Hereinafter, exemplary embodiments of the invention will be described in detail with reference to the accompanying drawings.

FIG. 1 is an exploded perspective view of an exemplary embodiment of a display apparatus according to the invention.

Referring to FIG. 1, an exemplary embodiment of a display apparatus 1000 includes a display unit 100, a backlight unit 200 and a mold frame 300.

The display apparatus 1000 has a substantially rectangular shape when viewed in a plan view. A short axis direction of the display apparatus 1000 is referred to as a first direction D1 and a long axis direction of the display apparatus 1000 is referred to as a second direction D2 substantially perpendicular to the first direction D1. In such an embodiment, the backlight unit 200, the mold frame 300 and the display unit 100 of the display apparatus 1000 are sequentially stacked one on another in a third direction D3 substantially vertical to the first and second directions D1 and D2. The third direction D3 may be a thickness direction of the display apparatus or components thereof, e.g., the backlight unit 200.

The display unit 100 includes a display panel 106 that displays an image, a driving chip 108 that applies a driving signal to the display panel 106, and a printed circuit board 110 electrically connected to the display panel 106.

Records from a data collection
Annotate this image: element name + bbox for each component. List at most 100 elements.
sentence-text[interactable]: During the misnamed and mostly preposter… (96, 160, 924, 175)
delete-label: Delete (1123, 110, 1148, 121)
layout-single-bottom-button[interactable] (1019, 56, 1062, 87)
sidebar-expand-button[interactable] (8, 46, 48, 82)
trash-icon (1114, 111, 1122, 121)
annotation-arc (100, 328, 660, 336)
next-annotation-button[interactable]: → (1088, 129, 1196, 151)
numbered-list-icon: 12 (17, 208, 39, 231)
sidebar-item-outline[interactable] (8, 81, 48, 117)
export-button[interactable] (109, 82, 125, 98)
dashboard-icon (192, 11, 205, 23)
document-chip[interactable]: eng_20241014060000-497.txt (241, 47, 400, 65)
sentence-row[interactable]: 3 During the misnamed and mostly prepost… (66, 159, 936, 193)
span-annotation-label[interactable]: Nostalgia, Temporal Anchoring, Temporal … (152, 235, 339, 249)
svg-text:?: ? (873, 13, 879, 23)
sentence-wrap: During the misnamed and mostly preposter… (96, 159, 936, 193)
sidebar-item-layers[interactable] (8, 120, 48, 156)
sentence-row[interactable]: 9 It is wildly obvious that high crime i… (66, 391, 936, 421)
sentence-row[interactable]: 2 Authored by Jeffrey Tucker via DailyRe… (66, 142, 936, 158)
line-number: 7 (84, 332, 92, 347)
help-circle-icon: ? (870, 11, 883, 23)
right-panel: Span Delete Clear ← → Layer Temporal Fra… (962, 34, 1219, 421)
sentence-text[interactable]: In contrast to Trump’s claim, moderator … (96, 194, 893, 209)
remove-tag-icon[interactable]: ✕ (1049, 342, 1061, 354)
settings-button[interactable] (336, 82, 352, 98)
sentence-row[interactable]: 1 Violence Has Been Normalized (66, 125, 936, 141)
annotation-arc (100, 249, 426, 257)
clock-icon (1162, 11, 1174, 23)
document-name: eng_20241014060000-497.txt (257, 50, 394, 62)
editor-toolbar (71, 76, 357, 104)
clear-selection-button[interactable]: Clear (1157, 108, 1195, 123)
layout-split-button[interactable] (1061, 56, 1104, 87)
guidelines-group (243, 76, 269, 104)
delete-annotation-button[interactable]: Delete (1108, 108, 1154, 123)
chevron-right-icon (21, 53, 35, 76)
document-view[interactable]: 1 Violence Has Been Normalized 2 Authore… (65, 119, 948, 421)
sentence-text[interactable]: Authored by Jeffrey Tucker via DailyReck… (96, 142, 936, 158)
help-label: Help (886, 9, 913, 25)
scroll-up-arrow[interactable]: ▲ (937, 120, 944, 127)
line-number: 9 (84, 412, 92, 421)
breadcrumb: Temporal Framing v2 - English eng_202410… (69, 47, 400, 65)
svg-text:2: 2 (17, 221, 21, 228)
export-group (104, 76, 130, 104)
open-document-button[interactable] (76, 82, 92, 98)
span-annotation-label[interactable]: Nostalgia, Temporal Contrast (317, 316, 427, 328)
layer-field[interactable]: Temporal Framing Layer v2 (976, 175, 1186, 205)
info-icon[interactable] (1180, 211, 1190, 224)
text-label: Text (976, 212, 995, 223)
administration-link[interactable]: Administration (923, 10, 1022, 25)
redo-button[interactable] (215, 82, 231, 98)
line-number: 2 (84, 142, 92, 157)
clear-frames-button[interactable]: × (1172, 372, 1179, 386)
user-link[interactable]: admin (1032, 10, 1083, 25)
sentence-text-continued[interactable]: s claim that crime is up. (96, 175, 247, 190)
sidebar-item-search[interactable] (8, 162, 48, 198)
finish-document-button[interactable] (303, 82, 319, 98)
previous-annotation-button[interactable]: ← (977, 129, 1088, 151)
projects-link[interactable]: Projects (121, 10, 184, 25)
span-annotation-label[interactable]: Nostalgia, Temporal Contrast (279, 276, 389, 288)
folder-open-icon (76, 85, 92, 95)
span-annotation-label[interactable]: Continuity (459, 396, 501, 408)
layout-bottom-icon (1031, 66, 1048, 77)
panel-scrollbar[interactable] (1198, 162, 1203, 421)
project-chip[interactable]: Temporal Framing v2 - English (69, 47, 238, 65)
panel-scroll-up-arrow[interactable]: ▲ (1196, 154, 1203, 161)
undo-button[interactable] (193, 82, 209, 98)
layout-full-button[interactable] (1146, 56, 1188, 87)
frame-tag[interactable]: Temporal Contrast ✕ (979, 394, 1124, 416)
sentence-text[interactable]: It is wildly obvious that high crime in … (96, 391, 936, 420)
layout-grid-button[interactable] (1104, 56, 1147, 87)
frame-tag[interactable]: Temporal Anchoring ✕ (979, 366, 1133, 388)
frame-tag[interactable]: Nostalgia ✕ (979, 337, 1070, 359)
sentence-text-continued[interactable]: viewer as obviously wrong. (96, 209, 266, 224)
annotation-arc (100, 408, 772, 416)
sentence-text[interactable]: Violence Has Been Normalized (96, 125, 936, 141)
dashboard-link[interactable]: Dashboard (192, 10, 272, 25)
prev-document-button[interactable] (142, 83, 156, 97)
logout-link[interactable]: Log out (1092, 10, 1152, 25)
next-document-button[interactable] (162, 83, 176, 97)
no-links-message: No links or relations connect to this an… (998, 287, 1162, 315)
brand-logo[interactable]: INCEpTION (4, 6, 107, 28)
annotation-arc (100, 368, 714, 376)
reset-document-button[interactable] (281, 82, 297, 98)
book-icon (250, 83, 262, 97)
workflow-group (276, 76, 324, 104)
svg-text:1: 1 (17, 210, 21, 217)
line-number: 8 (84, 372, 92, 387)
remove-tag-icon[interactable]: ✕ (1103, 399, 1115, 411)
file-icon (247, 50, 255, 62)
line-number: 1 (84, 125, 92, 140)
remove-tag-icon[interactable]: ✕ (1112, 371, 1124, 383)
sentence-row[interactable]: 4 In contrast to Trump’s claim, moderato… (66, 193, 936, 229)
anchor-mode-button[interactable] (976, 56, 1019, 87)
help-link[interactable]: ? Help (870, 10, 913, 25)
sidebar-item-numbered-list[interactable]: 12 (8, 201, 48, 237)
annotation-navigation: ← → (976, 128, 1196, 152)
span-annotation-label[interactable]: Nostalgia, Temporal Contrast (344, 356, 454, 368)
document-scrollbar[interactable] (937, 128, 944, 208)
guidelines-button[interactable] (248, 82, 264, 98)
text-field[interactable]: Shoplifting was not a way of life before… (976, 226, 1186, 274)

Set task 1:
According to the display apparatus passage, what three parts make up the display unit 100?
Set task 2:
Print everything in the display apparatus passage from "FIG. 1 is an" down to "mold frame 300.".

Complete response 1:
A display panel 106, a driving chip 108, and a printed circuit board 110.

Complete response 2:
FIG. 1 is an exploded perspective view of an exemplary embodiment of a display apparatus according to the invention.

Referring to FIG. 1, an exemplary embodiment of a display apparatus 1000 includes a display unit 100, a backlight unit 200 and a mold frame 300.